━━ Data shown

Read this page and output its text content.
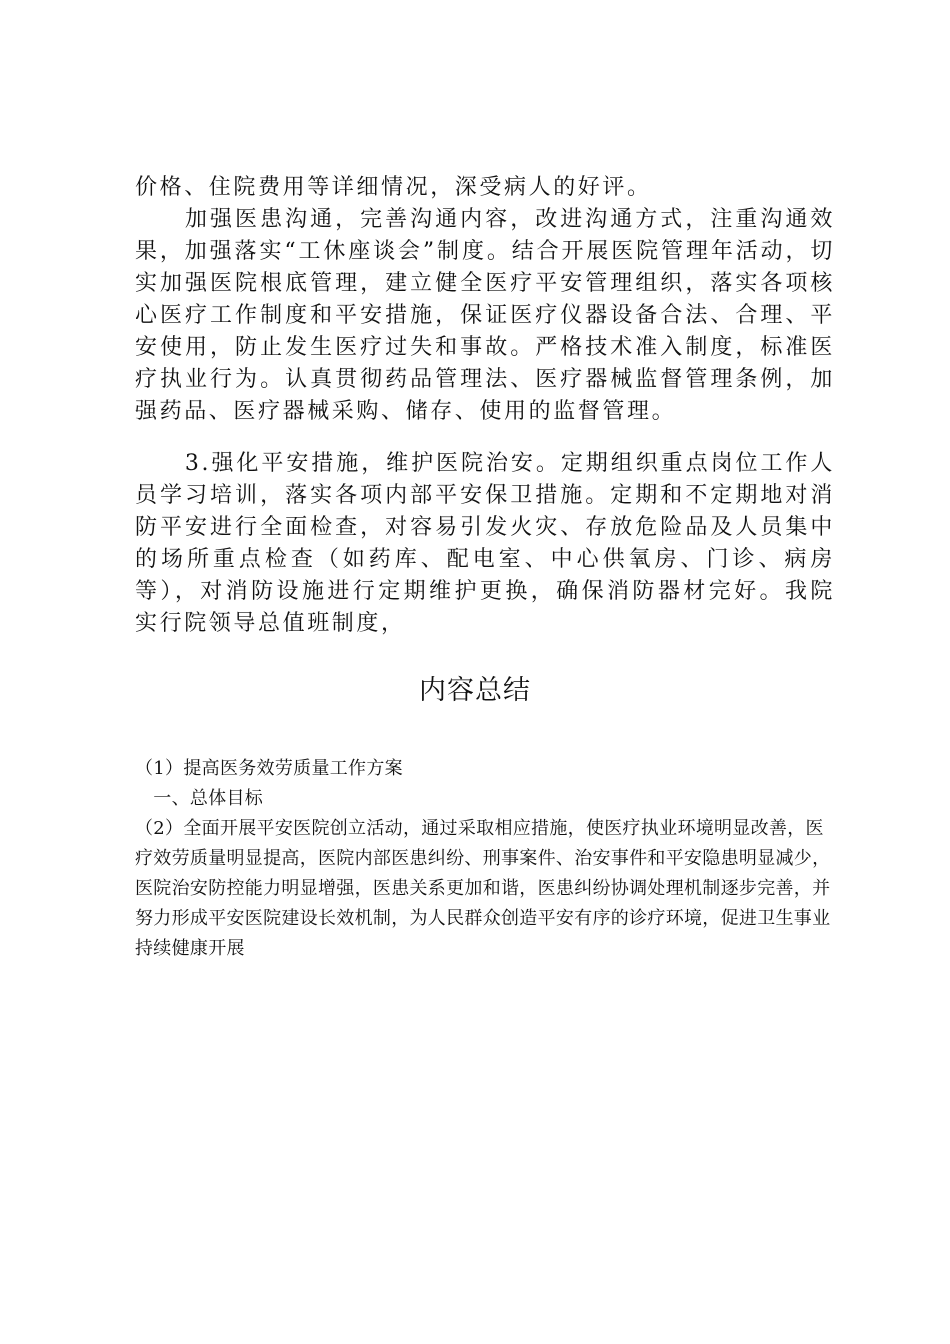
价格、住院费用等详细情况，深受病人的好评。

　　加强医患沟通，完善沟通内容，改进沟通方式，注重沟通效果，加强落实“工休座谈会”制度。结合开展医院管理年活动，切实加强医院根底管理，建立健全医疗平安管理组织，落实各项核心医疗工作制度和平安措施，保证医疗仪器设备合法、合理、平安使用，防止发生医疗过失和事故。严格技术准入制度，标准医疗执业行为。认真贯彻药品管理法、医疗器械监督管理条例，加强药品、医疗器械采购、储存、使用的监督管理。

　　3.强化平安措施，维护医院治安。定期组织重点岗位工作人员学习培训，落实各项内部平安保卫措施。定期和不定期地对消防平安进行全面检查，对容易引发火灾、存放危险品及人员集中的场所重点检查（如药库、配电室、中心供氧房、门诊、病房等），对消防设施进行定期维护更换，确保消防器材完好。我院实行院领导总值班制度，

内容总结

（1）提高医务效劳质量工作方案

　一、总体目标

（2）全面开展平安医院创立活动，通过采取相应措施，使医疗执业环境明显改善，医疗效劳质量明显提高，医院内部医患纠纷、刑事案件、治安事件和平安隐患明显减少，医院治安防控能力明显增强，医患关系更加和谐，医患纠纷协调处理机制逐步完善，并努力形成平安医院建设长效机制，为人民群众创造平安有序的诊疗环境，促进卫生事业持续健康开展
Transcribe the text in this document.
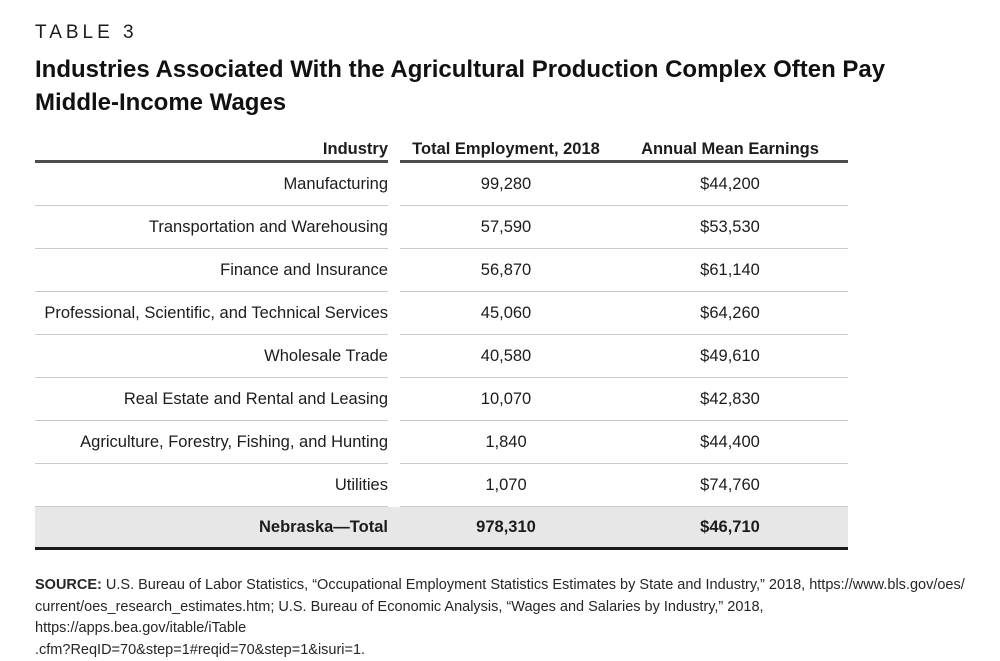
TABLE 3
Industries Associated With the Agricultural Production Complex Often Pay
Middle-Income Wages
Industry	Total Employment, 2018	Annual Mean Earnings
Manufacturing	99,280	$44,200
Transportation and Warehousing	57,590	$53,530
Finance and Insurance	56,870	$61,140
Professional, Scientific, and Technical Services	45,060	$64,260
Wholesale Trade	40,580	$49,610
Real Estate and Rental and Leasing	10,070	$42,830
Agriculture, Forestry, Fishing, and Hunting	1,840	$44,400
Utilities	1,070	$74,760
Nebraska—Total	978,310	$46,710
SOURCE: U.S. Bureau of Labor Statistics, “Occupational Employment Statistics Estimates by State and Industry,” 2018, https://www.bls.gov/oes/
current/oes_research_estimates.htm; U.S. Bureau of Economic Analysis, “Wages and Salaries by Industry,” 2018, https://apps.bea.gov/itable/iTable
.cfm?ReqID=70&step=1#reqid=70&step=1&isuri=1.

━━━━

Work required: Beginning with the line containing "Transcribe the text in this document." and ending with the last line of the material, output each line exactly; do not include pictures.

Finished exercise:
Transcribe the text in this document.
TABLE 3
Industries Associated With the Agricultural Production Complex Often Pay
Middle-Income Wages
Industry	Total Employment, 2018	Annual Mean Earnings
Manufacturing	99,280	$44,200
Transportation and Warehousing	57,590	$53,530
Finance and Insurance	56,870	$61,140
Professional, Scientific, and Technical Services	45,060	$64,260
Wholesale Trade	40,580	$49,610
Real Estate and Rental and Leasing	10,070	$42,830
Agriculture, Forestry, Fishing, and Hunting	1,840	$44,400
Utilities	1,070	$74,760
Nebraska—Total	978,310	$46,710
SOURCE: U.S. Bureau of Labor Statistics, “Occupational Employment Statistics Estimates by State and Industry,” 2018, https://www.bls.gov/oes/
current/oes_research_estimates.htm; U.S. Bureau of Economic Analysis, “Wages and Salaries by Industry,” 2018, https://apps.bea.gov/itable/iTable
.cfm?ReqID=70&step=1#reqid=70&step=1&isuri=1.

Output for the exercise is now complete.